-- Given text start --

There wasn’t any woman like Molly Ivins. A loud, stocky Texan with a verbal wit as barbarous as the deadly sword, Ivins shook up the political landscape with her common sense (and highly funny) lampooning of events in Washington. Ivins’ work is laid out in the wondrous documentary Raise Hell: The Life & Times of Molly Ivins. Ivins’ colorful life and mental acumen is fantastically documented and presented by director Janice Engel, creating an essential piece of work you have to watch. Engel took time during the film’s SXSW premiere to sit down to talk about feminism, humor, and Molly Ivins herself!

What compelled you to tell Molly’s story?

Janice Engel: My dear friend, James Beacon, who always wanted to make a film with me, told me I needed to go see a one-woman show called Red Hot Patriot: The Kick-Ass World of Molly Ivins. It was with Kathleen Turner and it was the last week. He had gone to see it; he was blown away. He said, “I’m not gonna tell you anything, just go see it.” Both James and I did not know Molly Ivins. I knew who she was. I actually had seen her and I knew of her, maybe because I had heard her joke about George W. Bush, that she named him Shrub, the Little Bush. I went to the play and it was a laugh a minute. It was kinda brilliant, all based on her writing. I came home and I spent hours, till two or three in the morning, Googling her and watching her on C-SPAN clips. I called him [James] the next morning and I said, “I’m just knocked out. She’s brilliant and hilarious and oh my God.” I’d read she’d been compared to Mark Twain and I said I didn’t know who she is, really. He felt the same way and said nothing’s ever been done on her. It’s insane.

-- Given text end --
-- Source data start --

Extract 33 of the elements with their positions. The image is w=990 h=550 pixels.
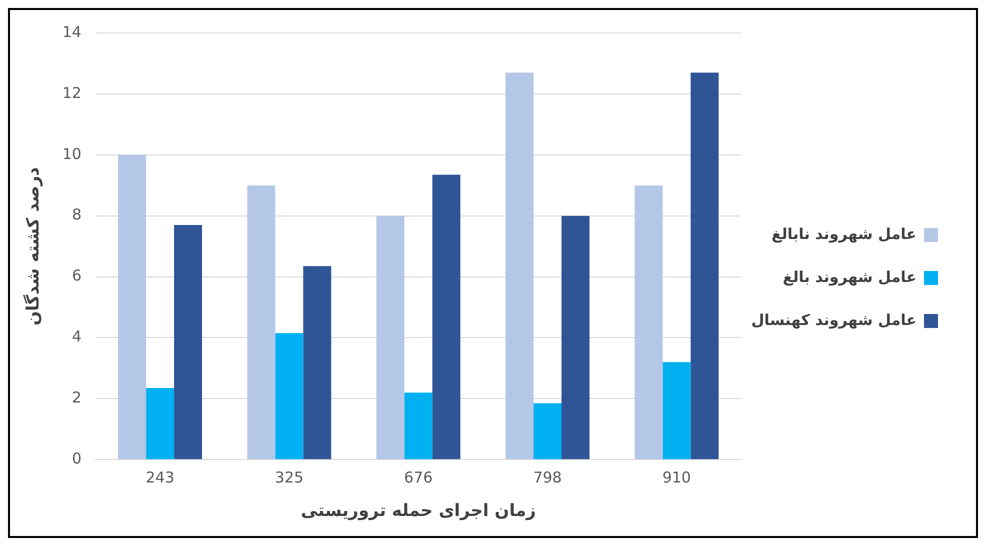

-- Source data end --

* [Tasks to carry out]:
(A) According to the Molly Ivins interview, why did Janice Engel attend the one-woman show Red Hot Patriot: The Kick-Ass World of Molly Ivins? Respond in one to three sentences.
(B) Pick up the interview about the Molly Ivins documentary at the point where it stops, and continue it in the same style.

* [Answers to each task]:
(A) Her close friend James Beacon had seen the show and was blown away by it. He told her she needed to go see it, and it was in its last week.

(B)
We reached out to Molly’s gatekeeper, her chief of stuff, Betsy Moon, who IMDB’d us and said, “Oh, they’re for real” and she put us in touch with Molly’s estate, which was the Texas Observer and the ACLU. While all that was going on James and I knew we were both from the East Coast. We needed a Texan and had a mutual friend who is Carlyle Vandervort, and she used to be in the film business and hadn’t been in it for awhile. I had been pulling her slowly back in. I’d asked her to come with me on the road to make a sizzle for another documentary I wanted to do. I had reopened that for her, so I said, “Let’s call Car.” James called her and basically pressed her. He said, “You got 48 hours to decide.” She called us back, literally, the next morning and said, “I’m in.” What was so amazing about Carlyle, and we discovered this because I was reading the only bio[graphy] that was out about Molly, was that she [Molly] and Carlyle grew up in the same neighborhood in River Oaks in Houston; they both went to the same private school; they’re both children of oil and gas privilege, and Carlyle’s an activist in herself a few decades later, an LGBT activist on the front lines, and she read Molly. She knew exactly who Molly was! We couldn’t have gotten into certain doors and got to talk to people. We needed our tried and true Texan!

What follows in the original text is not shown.